- _Problem statement_
Write out the whole listing again, exactly.

- _Dataset entries_
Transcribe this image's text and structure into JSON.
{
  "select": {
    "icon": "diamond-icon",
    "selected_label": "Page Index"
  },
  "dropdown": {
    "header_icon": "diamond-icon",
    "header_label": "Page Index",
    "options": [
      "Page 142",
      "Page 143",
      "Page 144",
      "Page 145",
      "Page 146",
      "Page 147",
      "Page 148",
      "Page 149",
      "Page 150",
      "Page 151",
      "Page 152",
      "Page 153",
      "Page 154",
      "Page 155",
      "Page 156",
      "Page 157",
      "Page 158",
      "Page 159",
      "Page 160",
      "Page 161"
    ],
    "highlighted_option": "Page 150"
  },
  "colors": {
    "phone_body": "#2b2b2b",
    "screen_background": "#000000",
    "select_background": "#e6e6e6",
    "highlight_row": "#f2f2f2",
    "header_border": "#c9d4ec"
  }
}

- _Exercise response_
Transcribe this image's text and structure into JSON.
{
  "select": {
    "icon": "diamond-icon",
    "selected_label": "Page Index"
  },
  "dropdown": {
    "header_icon": "diamond-icon",
    "header_label": "Page Index",
    "options": [
      "Page 142",
      "Page 143",
      "Page 144",
      "Page 145",
      "Page 146",
      "Page 147",
      "Page 148",
      "Page 149",
      "Page 150",
      "Page 151",
      "Page 152",
      "Page 153",
      "Page 154",
      "Page 155",
      "Page 156",
      "Page 157",
      "Page 158",
      "Page 159",
      "Page 160",
      "Page 161"
    ],
    "highlighted_option": "Page 150"
  },
  "colors": {
    "phone_body": "#2b2b2b",
    "screen_background": "#000000",
    "select_background": "#e6e6e6",
    "highlight_row": "#f2f2f2",
    "header_border": "#c9d4ec"
  }
}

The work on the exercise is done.